WHAT IS EXPECTED: Search the material below for the string "naar" and extract each line that has it.

►

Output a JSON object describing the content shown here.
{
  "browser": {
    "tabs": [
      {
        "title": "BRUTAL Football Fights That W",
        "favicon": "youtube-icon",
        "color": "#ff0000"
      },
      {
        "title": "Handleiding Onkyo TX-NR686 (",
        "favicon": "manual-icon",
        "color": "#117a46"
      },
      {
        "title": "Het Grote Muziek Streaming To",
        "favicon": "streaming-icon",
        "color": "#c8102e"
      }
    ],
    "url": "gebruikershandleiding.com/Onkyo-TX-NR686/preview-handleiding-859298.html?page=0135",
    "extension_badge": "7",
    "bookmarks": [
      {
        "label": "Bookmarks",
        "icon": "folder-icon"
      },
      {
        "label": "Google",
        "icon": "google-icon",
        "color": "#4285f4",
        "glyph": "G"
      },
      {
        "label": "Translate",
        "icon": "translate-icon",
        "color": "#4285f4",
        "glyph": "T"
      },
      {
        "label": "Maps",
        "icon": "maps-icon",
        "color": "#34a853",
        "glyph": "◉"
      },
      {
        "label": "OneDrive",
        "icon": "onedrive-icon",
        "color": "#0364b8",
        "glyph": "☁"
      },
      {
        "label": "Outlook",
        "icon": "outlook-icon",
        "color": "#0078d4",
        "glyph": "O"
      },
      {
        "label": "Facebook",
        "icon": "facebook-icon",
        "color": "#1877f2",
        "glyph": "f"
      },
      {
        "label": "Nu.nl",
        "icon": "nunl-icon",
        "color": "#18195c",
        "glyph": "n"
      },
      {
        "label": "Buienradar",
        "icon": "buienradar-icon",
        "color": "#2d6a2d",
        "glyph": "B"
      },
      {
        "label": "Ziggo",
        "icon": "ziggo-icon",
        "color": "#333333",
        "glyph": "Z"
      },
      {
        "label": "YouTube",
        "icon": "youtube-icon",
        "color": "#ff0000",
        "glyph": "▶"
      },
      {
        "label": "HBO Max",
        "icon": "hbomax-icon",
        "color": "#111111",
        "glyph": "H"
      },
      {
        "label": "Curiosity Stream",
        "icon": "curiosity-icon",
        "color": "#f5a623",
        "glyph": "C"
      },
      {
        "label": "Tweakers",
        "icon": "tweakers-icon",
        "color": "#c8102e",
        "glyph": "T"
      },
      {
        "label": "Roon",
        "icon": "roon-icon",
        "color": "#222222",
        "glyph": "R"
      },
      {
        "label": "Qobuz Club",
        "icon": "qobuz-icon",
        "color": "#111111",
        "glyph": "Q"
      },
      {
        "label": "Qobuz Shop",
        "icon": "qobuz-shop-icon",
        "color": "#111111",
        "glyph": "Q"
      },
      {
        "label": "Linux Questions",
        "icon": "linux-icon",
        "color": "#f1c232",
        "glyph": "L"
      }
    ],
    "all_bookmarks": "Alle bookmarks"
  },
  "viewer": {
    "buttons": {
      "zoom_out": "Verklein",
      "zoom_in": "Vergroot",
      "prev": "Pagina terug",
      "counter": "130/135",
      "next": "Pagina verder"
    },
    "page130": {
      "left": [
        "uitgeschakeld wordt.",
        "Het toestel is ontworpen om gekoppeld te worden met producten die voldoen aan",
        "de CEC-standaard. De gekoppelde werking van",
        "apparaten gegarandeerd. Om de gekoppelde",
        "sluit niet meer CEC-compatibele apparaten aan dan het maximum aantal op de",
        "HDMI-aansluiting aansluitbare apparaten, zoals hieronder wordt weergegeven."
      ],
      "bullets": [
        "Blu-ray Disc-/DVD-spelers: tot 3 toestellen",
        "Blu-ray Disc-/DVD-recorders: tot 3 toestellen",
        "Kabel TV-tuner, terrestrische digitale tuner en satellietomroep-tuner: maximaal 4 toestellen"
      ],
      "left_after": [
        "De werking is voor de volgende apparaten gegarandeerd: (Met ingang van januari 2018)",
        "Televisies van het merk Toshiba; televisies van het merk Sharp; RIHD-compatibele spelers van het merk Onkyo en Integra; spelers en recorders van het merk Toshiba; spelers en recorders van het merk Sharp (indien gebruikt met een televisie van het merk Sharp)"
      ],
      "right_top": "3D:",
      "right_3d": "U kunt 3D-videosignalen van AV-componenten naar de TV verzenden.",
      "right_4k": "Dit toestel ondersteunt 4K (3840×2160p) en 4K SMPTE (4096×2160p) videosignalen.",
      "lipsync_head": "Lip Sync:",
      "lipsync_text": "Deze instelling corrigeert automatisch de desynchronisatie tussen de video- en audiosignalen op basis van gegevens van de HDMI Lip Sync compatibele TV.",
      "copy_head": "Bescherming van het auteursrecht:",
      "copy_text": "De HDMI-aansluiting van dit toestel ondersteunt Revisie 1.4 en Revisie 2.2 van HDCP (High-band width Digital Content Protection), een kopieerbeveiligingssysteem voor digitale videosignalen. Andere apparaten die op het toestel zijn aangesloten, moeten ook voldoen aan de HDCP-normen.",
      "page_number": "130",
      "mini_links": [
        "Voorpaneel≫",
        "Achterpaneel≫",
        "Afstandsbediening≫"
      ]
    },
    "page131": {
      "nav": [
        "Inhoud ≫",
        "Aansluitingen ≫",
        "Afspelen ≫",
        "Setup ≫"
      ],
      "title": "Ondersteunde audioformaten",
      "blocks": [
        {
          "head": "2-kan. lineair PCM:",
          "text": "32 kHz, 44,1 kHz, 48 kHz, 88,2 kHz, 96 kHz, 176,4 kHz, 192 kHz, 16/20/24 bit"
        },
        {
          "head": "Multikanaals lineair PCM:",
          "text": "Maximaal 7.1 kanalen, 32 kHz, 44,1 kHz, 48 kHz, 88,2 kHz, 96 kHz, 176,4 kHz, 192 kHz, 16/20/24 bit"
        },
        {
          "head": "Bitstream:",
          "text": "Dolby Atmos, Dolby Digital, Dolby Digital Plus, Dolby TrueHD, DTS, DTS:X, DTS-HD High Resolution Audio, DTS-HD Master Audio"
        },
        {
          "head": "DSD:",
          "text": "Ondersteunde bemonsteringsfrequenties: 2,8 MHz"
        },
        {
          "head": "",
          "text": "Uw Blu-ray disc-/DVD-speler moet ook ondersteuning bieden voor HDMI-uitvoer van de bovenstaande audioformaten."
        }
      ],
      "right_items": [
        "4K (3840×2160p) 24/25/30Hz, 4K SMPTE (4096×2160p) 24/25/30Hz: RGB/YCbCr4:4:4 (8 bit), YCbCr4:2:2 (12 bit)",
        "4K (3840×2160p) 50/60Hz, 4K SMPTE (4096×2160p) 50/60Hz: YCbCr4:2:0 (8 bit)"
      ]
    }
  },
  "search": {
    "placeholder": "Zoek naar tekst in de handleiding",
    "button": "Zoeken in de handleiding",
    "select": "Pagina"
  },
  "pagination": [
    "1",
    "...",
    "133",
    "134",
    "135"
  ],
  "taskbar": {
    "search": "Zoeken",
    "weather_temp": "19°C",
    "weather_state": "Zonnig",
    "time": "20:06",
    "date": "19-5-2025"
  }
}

◄

EXERCISE RESULT:
      "right_3d": "U kunt 3D-videosignalen van AV-componenten naar de TV verzenden.",
    "placeholder": "Zoek naar tekst in de handleiding",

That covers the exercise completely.